● Data for the task:

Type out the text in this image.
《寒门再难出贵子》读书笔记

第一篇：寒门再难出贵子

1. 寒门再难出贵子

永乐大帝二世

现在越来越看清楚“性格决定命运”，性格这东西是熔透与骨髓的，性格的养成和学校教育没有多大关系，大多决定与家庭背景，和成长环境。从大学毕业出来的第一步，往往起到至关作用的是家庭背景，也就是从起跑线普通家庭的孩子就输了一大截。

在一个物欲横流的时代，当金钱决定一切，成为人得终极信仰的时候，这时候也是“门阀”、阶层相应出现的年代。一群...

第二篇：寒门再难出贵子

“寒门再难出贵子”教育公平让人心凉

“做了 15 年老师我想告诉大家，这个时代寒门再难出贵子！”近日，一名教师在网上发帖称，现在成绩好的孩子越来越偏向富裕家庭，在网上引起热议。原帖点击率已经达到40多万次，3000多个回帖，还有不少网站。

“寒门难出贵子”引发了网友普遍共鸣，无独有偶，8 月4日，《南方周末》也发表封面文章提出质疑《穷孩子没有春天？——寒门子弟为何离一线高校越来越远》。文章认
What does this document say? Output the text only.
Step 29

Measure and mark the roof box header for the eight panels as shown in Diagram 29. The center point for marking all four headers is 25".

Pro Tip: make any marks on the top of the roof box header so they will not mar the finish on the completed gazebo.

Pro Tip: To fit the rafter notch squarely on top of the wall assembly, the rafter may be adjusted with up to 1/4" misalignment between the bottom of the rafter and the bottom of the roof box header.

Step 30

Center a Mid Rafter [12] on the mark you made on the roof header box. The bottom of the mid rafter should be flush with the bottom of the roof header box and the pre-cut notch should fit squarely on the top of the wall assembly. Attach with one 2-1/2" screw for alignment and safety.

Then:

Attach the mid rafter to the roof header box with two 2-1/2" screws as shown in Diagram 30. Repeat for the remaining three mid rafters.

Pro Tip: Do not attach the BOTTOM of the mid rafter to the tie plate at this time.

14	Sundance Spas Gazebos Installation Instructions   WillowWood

● Challenge:
Gather up every line from the listing above in which the word "shown" occurs.

● Complete answer:
Measure and mark the roof box header for the eight panels as shown in Diagram 29. The center point for marking all four headers is 25".
Attach the mid rafter to the roof header box with two 2-1/2" screws as shown in Diagram 30. Repeat for the remaining three mid rafters.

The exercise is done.